__WHAT THE TASK REQUIRES__:
Take the data below and repeat it exactly.

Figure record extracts
----------------

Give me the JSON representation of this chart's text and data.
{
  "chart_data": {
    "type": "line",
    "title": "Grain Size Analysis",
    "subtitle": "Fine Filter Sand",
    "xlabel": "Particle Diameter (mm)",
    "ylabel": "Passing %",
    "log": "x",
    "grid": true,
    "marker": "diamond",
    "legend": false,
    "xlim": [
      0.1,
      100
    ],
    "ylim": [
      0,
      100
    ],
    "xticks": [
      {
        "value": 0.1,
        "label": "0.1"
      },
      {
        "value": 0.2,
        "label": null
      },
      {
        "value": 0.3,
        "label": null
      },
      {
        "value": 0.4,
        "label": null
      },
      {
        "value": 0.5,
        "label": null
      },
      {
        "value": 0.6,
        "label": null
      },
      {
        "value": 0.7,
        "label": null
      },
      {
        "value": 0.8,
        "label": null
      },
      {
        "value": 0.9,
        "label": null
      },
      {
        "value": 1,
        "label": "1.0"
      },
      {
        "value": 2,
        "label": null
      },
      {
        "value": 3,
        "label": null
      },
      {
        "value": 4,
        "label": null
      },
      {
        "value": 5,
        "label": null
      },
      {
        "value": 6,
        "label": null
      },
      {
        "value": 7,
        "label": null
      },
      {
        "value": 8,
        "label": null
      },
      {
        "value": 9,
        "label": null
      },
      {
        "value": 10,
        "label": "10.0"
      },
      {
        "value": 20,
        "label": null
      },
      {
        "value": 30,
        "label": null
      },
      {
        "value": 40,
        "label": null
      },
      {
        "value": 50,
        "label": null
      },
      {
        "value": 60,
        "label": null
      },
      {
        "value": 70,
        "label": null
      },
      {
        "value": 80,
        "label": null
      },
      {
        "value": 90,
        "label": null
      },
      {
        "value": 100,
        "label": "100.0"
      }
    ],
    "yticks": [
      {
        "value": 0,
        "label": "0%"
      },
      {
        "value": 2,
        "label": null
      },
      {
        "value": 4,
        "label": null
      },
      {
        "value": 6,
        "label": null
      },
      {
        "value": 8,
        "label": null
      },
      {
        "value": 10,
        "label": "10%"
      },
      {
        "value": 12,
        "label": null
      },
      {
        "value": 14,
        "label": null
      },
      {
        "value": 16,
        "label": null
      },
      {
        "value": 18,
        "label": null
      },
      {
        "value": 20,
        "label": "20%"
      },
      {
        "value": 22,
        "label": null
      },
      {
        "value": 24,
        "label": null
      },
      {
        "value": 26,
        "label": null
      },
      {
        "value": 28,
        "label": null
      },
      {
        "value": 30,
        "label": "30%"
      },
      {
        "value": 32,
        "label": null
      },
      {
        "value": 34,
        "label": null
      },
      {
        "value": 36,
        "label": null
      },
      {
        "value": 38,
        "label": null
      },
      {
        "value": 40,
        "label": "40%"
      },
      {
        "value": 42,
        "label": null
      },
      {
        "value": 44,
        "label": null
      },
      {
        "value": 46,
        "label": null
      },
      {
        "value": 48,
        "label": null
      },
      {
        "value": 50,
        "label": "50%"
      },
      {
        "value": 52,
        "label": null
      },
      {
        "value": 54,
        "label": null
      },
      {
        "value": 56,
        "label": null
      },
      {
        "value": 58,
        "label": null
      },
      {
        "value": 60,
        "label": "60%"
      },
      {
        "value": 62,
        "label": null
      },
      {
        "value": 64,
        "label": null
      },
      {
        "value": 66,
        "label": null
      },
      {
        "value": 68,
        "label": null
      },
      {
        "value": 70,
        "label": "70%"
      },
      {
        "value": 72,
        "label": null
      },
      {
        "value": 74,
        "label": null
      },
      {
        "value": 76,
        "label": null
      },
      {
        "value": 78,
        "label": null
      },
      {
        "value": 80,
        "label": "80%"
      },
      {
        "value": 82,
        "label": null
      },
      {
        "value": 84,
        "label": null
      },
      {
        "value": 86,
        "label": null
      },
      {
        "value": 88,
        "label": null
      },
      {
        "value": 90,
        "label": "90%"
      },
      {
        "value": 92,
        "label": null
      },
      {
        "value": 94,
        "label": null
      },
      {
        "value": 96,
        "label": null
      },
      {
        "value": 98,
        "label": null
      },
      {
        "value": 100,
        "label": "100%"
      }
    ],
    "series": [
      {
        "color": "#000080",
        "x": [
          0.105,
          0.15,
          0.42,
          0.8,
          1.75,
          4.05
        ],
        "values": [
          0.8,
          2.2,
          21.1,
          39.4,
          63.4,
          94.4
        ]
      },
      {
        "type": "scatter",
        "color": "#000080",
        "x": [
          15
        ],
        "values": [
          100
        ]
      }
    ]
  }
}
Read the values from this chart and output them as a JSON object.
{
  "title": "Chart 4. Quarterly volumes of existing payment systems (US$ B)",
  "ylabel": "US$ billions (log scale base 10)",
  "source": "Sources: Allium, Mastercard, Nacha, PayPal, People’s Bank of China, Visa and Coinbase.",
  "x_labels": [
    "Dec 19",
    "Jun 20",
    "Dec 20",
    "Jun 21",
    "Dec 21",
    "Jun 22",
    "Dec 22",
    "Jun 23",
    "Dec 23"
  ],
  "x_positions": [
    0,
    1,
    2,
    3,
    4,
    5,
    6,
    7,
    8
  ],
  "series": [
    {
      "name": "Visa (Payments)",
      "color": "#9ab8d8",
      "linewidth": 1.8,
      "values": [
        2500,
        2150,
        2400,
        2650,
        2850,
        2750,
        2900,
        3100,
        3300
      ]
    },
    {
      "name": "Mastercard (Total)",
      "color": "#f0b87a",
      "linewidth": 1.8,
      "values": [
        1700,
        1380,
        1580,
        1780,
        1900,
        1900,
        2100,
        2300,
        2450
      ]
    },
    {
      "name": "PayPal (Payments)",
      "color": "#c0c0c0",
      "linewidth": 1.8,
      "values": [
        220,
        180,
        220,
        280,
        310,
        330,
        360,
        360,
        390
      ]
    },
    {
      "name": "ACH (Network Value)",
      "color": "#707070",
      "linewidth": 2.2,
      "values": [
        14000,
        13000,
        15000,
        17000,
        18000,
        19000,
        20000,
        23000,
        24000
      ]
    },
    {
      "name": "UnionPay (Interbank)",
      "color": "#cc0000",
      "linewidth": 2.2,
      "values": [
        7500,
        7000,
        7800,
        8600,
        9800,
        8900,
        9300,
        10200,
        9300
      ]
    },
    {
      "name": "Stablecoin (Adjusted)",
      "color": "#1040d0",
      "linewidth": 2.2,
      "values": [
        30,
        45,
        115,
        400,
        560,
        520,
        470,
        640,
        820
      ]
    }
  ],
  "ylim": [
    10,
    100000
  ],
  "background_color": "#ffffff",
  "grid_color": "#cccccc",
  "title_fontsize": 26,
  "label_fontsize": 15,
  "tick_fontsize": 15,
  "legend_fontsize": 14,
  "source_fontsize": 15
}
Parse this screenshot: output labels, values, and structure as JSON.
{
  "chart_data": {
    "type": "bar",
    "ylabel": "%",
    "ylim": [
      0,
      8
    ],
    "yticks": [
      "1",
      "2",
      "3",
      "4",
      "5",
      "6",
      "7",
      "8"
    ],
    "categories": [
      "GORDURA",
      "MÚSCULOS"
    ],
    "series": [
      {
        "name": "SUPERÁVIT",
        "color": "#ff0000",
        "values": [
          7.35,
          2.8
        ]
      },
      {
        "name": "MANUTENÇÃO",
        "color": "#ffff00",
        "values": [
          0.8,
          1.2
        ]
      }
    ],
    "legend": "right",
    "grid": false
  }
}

----------------

__REPLY__:
Give me the JSON representation of this chart's text and data.
{
  "chart_data": {
    "type": "line",
    "title": "Grain Size Analysis",
    "subtitle": "Fine Filter Sand",
    "xlabel": "Particle Diameter (mm)",
    "ylabel": "Passing %",
    "log": "x",
    "grid": true,
    "marker": "diamond",
    "legend": false,
    "xlim": [
      0.1,
      100
    ],
    "ylim": [
      0,
      100
    ],
    "xticks": [
      {
        "value": 0.1,
        "label": "0.1"
      },
      {
        "value": 0.2,
        "label": null
      },
      {
        "value": 0.3,
        "label": null
      },
      {
        "value": 0.4,
        "label": null
      },
      {
        "value": 0.5,
        "label": null
      },
      {
        "value": 0.6,
        "label": null
      },
      {
        "value": 0.7,
        "label": null
      },
      {
        "value": 0.8,
        "label": null
      },
      {
        "value": 0.9,
        "label": null
      },
      {
        "value": 1,
        "label": "1.0"
      },
      {
        "value": 2,
        "label": null
      },
      {
        "value": 3,
        "label": null
      },
      {
        "value": 4,
        "label": null
      },
      {
        "value": 5,
        "label": null
      },
      {
        "value": 6,
        "label": null
      },
      {
        "value": 7,
        "label": null
      },
      {
        "value": 8,
        "label": null
      },
      {
        "value": 9,
        "label": null
      },
      {
        "value": 10,
        "label": "10.0"
      },
      {
        "value": 20,
        "label": null
      },
      {
        "value": 30,
        "label": null
      },
      {
        "value": 40,
        "label": null
      },
      {
        "value": 50,
        "label": null
      },
      {
        "value": 60,
        "label": null
      },
      {
        "value": 70,
        "label": null
      },
      {
        "value": 80,
        "label": null
      },
      {
        "value": 90,
        "label": null
      },
      {
        "value": 100,
        "label": "100.0"
      }
    ],
    "yticks": [
      {
        "value": 0,
        "label": "0%"
      },
      {
        "value": 2,
        "label": null
      },
      {
        "value": 4,
        "label": null
      },
      {
        "value": 6,
        "label": null
      },
      {
        "value": 8,
        "label": null
      },
      {
        "value": 10,
        "label": "10%"
      },
      {
        "value": 12,
        "label": null
      },
      {
        "value": 14,
        "label": null
      },
      {
        "value": 16,
        "label": null
      },
      {
        "value": 18,
        "label": null
      },
      {
        "value": 20,
        "label": "20%"
      },
      {
        "value": 22,
        "label": null
      },
      {
        "value": 24,
        "label": null
      },
      {
        "value": 26,
        "label": null
      },
      {
        "value": 28,
        "label": null
      },
      {
        "value": 30,
        "label": "30%"
      },
      {
        "value": 32,
        "label": null
      },
      {
        "value": 34,
        "label": null
      },
      {
        "value": 36,
        "label": null
      },
      {
        "value": 38,
        "label": null
      },
      {
        "value": 40,
        "label": "40%"
      },
      {
        "value": 42,
        "label": null
      },
      {
        "value": 44,
        "label": null
      },
      {
        "value": 46,
        "label": null
      },
      {
        "value": 48,
        "label": null
      },
      {
        "value": 50,
        "label": "50%"
      },
      {
        "value": 52,
        "label": null
      },
      {
        "value": 54,
        "label": null
      },
      {
        "value": 56,
        "label": null
      },
      {
        "value": 58,
        "label": null
      },
      {
        "value": 60,
        "label": "60%"
      },
      {
        "value": 62,
        "label": null
      },
      {
        "value": 64,
        "label": null
      },
      {
        "value": 66,
        "label": null
      },
      {
        "value": 68,
        "label": null
      },
      {
        "value": 70,
        "label": "70%"
      },
      {
        "value": 72,
        "label": null
      },
      {
        "value": 74,
        "label": null
      },
      {
        "value": 76,
        "label": null
      },
      {
        "value": 78,
        "label": null
      },
      {
        "value": 80,
        "label": "80%"
      },
      {
        "value": 82,
        "label": null
      },
      {
        "value": 84,
        "label": null
      },
      {
        "value": 86,
        "label": null
      },
      {
        "value": 88,
        "label": null
      },
      {
        "value": 90,
        "label": "90%"
      },
      {
        "value": 92,
        "label": null
      },
      {
        "value": 94,
        "label": null
      },
      {
        "value": 96,
        "label": null
      },
      {
        "value": 98,
        "label": null
      },
      {
        "value": 100,
        "label": "100%"
      }
    ],
    "series": [
      {
        "color": "#000080",
        "x": [
          0.105,
          0.15,
          0.42,
          0.8,
          1.75,
          4.05
        ],
        "values": [
          0.8,
          2.2,
          21.1,
          39.4,
          63.4,
          94.4
        ]
      },
      {
        "type": "scatter",
        "color": "#000080",
        "x": [
          15
        ],
        "values": [
          100
        ]
      }
    ]
  }
}
Read the values from this chart and output them as a JSON object.
{
  "title": "Chart 4. Quarterly volumes of existing payment systems (US$ B)",
  "ylabel": "US$ billions (log scale base 10)",
  "source": "Sources: Allium, Mastercard, Nacha, PayPal, People’s Bank of China, Visa and Coinbase.",
  "x_labels": [
    "Dec 19",
    "Jun 20",
    "Dec 20",
    "Jun 21",
    "Dec 21",
    "Jun 22",
    "Dec 22",
    "Jun 23",
    "Dec 23"
  ],
  "x_positions": [
    0,
    1,
    2,
    3,
    4,
    5,
    6,
    7,
    8
  ],
  "series": [
    {
      "name": "Visa (Payments)",
      "color": "#9ab8d8",
      "linewidth": 1.8,
      "values": [
        2500,
        2150,
        2400,
        2650,
        2850,
        2750,
        2900,
        3100,
        3300
      ]
    },
    {
      "name": "Mastercard (Total)",
      "color": "#f0b87a",
      "linewidth": 1.8,
      "values": [
        1700,
        1380,
        1580,
        1780,
        1900,
        1900,
        2100,
        2300,
        2450
      ]
    },
    {
      "name": "PayPal (Payments)",
      "color": "#c0c0c0",
      "linewidth": 1.8,
      "values": [
        220,
        180,
        220,
        280,
        310,
        330,
        360,
        360,
        390
      ]
    },
    {
      "name": "ACH (Network Value)",
      "color": "#707070",
      "linewidth": 2.2,
      "values": [
        14000,
        13000,
        15000,
        17000,
        18000,
        19000,
        20000,
        23000,
        24000
      ]
    },
    {
      "name": "UnionPay (Interbank)",
      "color": "#cc0000",
      "linewidth": 2.2,
      "values": [
        7500,
        7000,
        7800,
        8600,
        9800,
        8900,
        9300,
        10200,
        9300
      ]
    },
    {
      "name": "Stablecoin (Adjusted)",
      "color": "#1040d0",
      "linewidth": 2.2,
      "values": [
        30,
        45,
        115,
        400,
        560,
        520,
        470,
        640,
        820
      ]
    }
  ],
  "ylim": [
    10,
    100000
  ],
  "background_color": "#ffffff",
  "grid_color": "#cccccc",
  "title_fontsize": 26,
  "label_fontsize": 15,
  "tick_fontsize": 15,
  "legend_fontsize": 14,
  "source_fontsize": 15
}
Parse this screenshot: output labels, values, and structure as JSON.
{
  "chart_data": {
    "type": "bar",
    "ylabel": "%",
    "ylim": [
      0,
      8
    ],
    "yticks": [
      "1",
      "2",
      "3",
      "4",
      "5",
      "6",
      "7",
      "8"
    ],
    "categories": [
      "GORDURA",
      "MÚSCULOS"
    ],
    "series": [
      {
        "name": "SUPERÁVIT",
        "color": "#ff0000",
        "values": [
          7.35,
          2.8
        ]
      },
      {
        "name": "MANUTENÇÃO",
        "color": "#ffff00",
        "values": [
          0.8,
          1.2
        ]
      }
    ],
    "legend": "right",
    "grid": false
  }
}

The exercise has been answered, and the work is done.